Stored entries
-*-*-
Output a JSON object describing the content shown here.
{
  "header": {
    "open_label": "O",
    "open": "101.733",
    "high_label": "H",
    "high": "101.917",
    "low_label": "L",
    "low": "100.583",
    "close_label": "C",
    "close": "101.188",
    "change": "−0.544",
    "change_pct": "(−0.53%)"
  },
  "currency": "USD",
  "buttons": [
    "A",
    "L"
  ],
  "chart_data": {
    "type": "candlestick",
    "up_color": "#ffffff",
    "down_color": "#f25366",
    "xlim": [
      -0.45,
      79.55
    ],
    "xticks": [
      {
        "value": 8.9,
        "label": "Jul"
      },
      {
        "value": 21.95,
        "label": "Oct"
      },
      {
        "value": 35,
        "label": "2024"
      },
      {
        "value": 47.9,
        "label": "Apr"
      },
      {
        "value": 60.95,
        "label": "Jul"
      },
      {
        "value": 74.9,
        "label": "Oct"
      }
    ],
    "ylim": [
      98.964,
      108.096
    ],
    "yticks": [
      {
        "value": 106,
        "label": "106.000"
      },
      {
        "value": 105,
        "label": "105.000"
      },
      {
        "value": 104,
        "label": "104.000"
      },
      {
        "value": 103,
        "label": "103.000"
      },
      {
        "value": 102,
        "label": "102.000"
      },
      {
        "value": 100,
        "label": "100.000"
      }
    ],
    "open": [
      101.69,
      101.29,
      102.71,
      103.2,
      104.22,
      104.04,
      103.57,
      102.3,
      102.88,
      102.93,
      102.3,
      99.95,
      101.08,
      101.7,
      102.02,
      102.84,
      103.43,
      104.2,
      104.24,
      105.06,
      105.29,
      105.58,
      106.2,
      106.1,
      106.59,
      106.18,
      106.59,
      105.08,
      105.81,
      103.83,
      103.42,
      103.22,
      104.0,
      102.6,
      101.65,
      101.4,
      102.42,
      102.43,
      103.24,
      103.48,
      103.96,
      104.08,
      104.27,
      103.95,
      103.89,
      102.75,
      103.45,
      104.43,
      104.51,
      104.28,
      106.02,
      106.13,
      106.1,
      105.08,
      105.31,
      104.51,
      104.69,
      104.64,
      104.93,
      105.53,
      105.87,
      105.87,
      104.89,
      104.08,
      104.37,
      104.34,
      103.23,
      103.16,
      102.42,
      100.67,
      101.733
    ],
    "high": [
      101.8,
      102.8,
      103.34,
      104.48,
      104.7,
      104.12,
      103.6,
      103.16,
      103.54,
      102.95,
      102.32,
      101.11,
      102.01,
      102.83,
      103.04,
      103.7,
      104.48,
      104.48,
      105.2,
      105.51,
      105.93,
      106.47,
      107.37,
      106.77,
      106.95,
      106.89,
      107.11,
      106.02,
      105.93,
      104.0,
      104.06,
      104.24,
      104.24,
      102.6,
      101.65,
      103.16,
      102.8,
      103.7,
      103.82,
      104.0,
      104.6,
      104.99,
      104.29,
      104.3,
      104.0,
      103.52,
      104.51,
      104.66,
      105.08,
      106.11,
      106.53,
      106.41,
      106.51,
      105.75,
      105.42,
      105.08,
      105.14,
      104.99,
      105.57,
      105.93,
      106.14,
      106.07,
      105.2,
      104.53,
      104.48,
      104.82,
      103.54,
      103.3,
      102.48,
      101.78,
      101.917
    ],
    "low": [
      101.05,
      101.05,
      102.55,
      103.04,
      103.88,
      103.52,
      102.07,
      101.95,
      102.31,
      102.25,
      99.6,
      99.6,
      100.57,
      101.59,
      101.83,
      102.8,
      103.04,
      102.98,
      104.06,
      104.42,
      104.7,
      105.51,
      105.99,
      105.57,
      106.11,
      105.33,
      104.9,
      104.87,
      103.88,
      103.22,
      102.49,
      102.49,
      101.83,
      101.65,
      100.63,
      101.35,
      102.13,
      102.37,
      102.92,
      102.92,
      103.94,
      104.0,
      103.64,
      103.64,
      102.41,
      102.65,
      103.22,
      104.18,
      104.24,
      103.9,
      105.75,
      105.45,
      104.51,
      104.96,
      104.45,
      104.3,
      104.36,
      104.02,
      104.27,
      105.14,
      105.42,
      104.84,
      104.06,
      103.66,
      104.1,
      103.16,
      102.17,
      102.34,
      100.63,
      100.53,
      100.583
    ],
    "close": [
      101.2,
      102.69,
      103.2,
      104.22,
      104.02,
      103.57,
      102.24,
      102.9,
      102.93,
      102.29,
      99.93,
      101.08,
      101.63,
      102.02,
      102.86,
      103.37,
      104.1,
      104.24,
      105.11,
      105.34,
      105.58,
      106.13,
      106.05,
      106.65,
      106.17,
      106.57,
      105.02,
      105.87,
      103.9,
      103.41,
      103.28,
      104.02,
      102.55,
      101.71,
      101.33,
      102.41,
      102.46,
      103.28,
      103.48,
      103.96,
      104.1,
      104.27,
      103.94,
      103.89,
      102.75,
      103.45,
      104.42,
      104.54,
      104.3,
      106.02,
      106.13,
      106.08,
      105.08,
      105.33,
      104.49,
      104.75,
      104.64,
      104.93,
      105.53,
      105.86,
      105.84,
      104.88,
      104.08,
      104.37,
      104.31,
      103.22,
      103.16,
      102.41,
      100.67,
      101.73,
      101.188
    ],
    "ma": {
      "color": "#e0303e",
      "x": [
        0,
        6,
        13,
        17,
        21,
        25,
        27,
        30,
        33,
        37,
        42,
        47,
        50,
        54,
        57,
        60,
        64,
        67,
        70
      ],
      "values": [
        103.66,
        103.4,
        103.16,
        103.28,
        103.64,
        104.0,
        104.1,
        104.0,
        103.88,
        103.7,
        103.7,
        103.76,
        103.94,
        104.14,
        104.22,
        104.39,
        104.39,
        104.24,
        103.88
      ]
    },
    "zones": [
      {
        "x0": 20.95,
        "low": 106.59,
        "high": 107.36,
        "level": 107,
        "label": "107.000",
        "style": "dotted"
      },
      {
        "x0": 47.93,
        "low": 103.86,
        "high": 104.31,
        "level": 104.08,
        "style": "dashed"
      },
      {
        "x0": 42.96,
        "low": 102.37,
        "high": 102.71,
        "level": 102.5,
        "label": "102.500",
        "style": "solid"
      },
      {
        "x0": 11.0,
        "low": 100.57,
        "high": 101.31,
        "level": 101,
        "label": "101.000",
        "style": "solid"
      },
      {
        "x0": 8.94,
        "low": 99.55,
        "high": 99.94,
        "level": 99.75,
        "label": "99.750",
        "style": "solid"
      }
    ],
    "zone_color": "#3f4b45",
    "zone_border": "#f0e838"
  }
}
-*-*-
What is being asked | Exactly as shown, repeat every record.

Response |
Output a JSON object describing the content shown here.
{
  "header": {
    "open_label": "O",
    "open": "101.733",
    "high_label": "H",
    "high": "101.917",
    "low_label": "L",
    "low": "100.583",
    "close_label": "C",
    "close": "101.188",
    "change": "−0.544",
    "change_pct": "(−0.53%)"
  },
  "currency": "USD",
  "buttons": [
    "A",
    "L"
  ],
  "chart_data": {
    "type": "candlestick",
    "up_color": "#ffffff",
    "down_color": "#f25366",
    "xlim": [
      -0.45,
      79.55
    ],
    "xticks": [
      {
        "value": 8.9,
        "label": "Jul"
      },
      {
        "value": 21.95,
        "label": "Oct"
      },
      {
        "value": 35,
        "label": "2024"
      },
      {
        "value": 47.9,
        "label": "Apr"
      },
      {
        "value": 60.95,
        "label": "Jul"
      },
      {
        "value": 74.9,
        "label": "Oct"
      }
    ],
    "ylim": [
      98.964,
      108.096
    ],
    "yticks": [
      {
        "value": 106,
        "label": "106.000"
      },
      {
        "value": 105,
        "label": "105.000"
      },
      {
        "value": 104,
        "label": "104.000"
      },
      {
        "value": 103,
        "label": "103.000"
      },
      {
        "value": 102,
        "label": "102.000"
      },
      {
        "value": 100,
        "label": "100.000"
      }
    ],
    "open": [
      101.69,
      101.29,
      102.71,
      103.2,
      104.22,
      104.04,
      103.57,
      102.3,
      102.88,
      102.93,
      102.3,
      99.95,
      101.08,
      101.7,
      102.02,
      102.84,
      103.43,
      104.2,
      104.24,
      105.06,
      105.29,
      105.58,
      106.2,
      106.1,
      106.59,
      106.18,
      106.59,
      105.08,
      105.81,
      103.83,
      103.42,
      103.22,
      104.0,
      102.6,
      101.65,
      101.4,
      102.42,
      102.43,
      103.24,
      103.48,
      103.96,
      104.08,
      104.27,
      103.95,
      103.89,
      102.75,
      103.45,
      104.43,
      104.51,
      104.28,
      106.02,
      106.13,
      106.1,
      105.08,
      105.31,
      104.51,
      104.69,
      104.64,
      104.93,
      105.53,
      105.87,
      105.87,
      104.89,
      104.08,
      104.37,
      104.34,
      103.23,
      103.16,
      102.42,
      100.67,
      101.733
    ],
    "high": [
      101.8,
      102.8,
      103.34,
      104.48,
      104.7,
      104.12,
      103.6,
      103.16,
      103.54,
      102.95,
      102.32,
      101.11,
      102.01,
      102.83,
      103.04,
      103.7,
      104.48,
      104.48,
      105.2,
      105.51,
      105.93,
      106.47,
      107.37,
      106.77,
      106.95,
      106.89,
      107.11,
      106.02,
      105.93,
      104.0,
      104.06,
      104.24,
      104.24,
      102.6,
      101.65,
      103.16,
      102.8,
      103.7,
      103.82,
      104.0,
      104.6,
      104.99,
      104.29,
      104.3,
      104.0,
      103.52,
      104.51,
      104.66,
      105.08,
      106.11,
      106.53,
      106.41,
      106.51,
      105.75,
      105.42,
      105.08,
      105.14,
      104.99,
      105.57,
      105.93,
      106.14,
      106.07,
      105.2,
      104.53,
      104.48,
      104.82,
      103.54,
      103.3,
      102.48,
      101.78,
      101.917
    ],
    "low": [
      101.05,
      101.05,
      102.55,
      103.04,
      103.88,
      103.52,
      102.07,
      101.95,
      102.31,
      102.25,
      99.6,
      99.6,
      100.57,
      101.59,
      101.83,
      102.8,
      103.04,
      102.98,
      104.06,
      104.42,
      104.7,
      105.51,
      105.99,
      105.57,
      106.11,
      105.33,
      104.9,
      104.87,
      103.88,
      103.22,
      102.49,
      102.49,
      101.83,
      101.65,
      100.63,
      101.35,
      102.13,
      102.37,
      102.92,
      102.92,
      103.94,
      104.0,
      103.64,
      103.64,
      102.41,
      102.65,
      103.22,
      104.18,
      104.24,
      103.9,
      105.75,
      105.45,
      104.51,
      104.96,
      104.45,
      104.3,
      104.36,
      104.02,
      104.27,
      105.14,
      105.42,
      104.84,
      104.06,
      103.66,
      104.1,
      103.16,
      102.17,
      102.34,
      100.63,
      100.53,
      100.583
    ],
    "close": [
      101.2,
      102.69,
      103.2,
      104.22,
      104.02,
      103.57,
      102.24,
      102.9,
      102.93,
      102.29,
      99.93,
      101.08,
      101.63,
      102.02,
      102.86,
      103.37,
      104.1,
      104.24,
      105.11,
      105.34,
      105.58,
      106.13,
      106.05,
      106.65,
      106.17,
      106.57,
      105.02,
      105.87,
      103.9,
      103.41,
      103.28,
      104.02,
      102.55,
      101.71,
      101.33,
      102.41,
      102.46,
      103.28,
      103.48,
      103.96,
      104.1,
      104.27,
      103.94,
      103.89,
      102.75,
      103.45,
      104.42,
      104.54,
      104.3,
      106.02,
      106.13,
      106.08,
      105.08,
      105.33,
      104.49,
      104.75,
      104.64,
      104.93,
      105.53,
      105.86,
      105.84,
      104.88,
      104.08,
      104.37,
      104.31,
      103.22,
      103.16,
      102.41,
      100.67,
      101.73,
      101.188
    ],
    "ma": {
      "color": "#e0303e",
      "x": [
        0,
        6,
        13,
        17,
        21,
        25,
        27,
        30,
        33,
        37,
        42,
        47,
        50,
        54,
        57,
        60,
        64,
        67,
        70
      ],
      "values": [
        103.66,
        103.4,
        103.16,
        103.28,
        103.64,
        104.0,
        104.1,
        104.0,
        103.88,
        103.7,
        103.7,
        103.76,
        103.94,
        104.14,
        104.22,
        104.39,
        104.39,
        104.24,
        103.88
      ]
    },
    "zones": [
      {
        "x0": 20.95,
        "low": 106.59,
        "high": 107.36,
        "level": 107,
        "label": "107.000",
        "style": "dotted"
      },
      {
        "x0": 47.93,
        "low": 103.86,
        "high": 104.31,
        "level": 104.08,
        "style": "dashed"
      },
      {
        "x0": 42.96,
        "low": 102.37,
        "high": 102.71,
        "level": 102.5,
        "label": "102.500",
        "style": "solid"
      },
      {
        "x0": 11.0,
        "low": 100.57,
        "high": 101.31,
        "level": 101,
        "label": "101.000",
        "style": "solid"
      },
      {
        "x0": 8.94,
        "low": 99.55,
        "high": 99.94,
        "level": 99.75,
        "label": "99.750",
        "style": "solid"
      }
    ],
    "zone_color": "#3f4b45",
    "zone_border": "#f0e838"
  }
}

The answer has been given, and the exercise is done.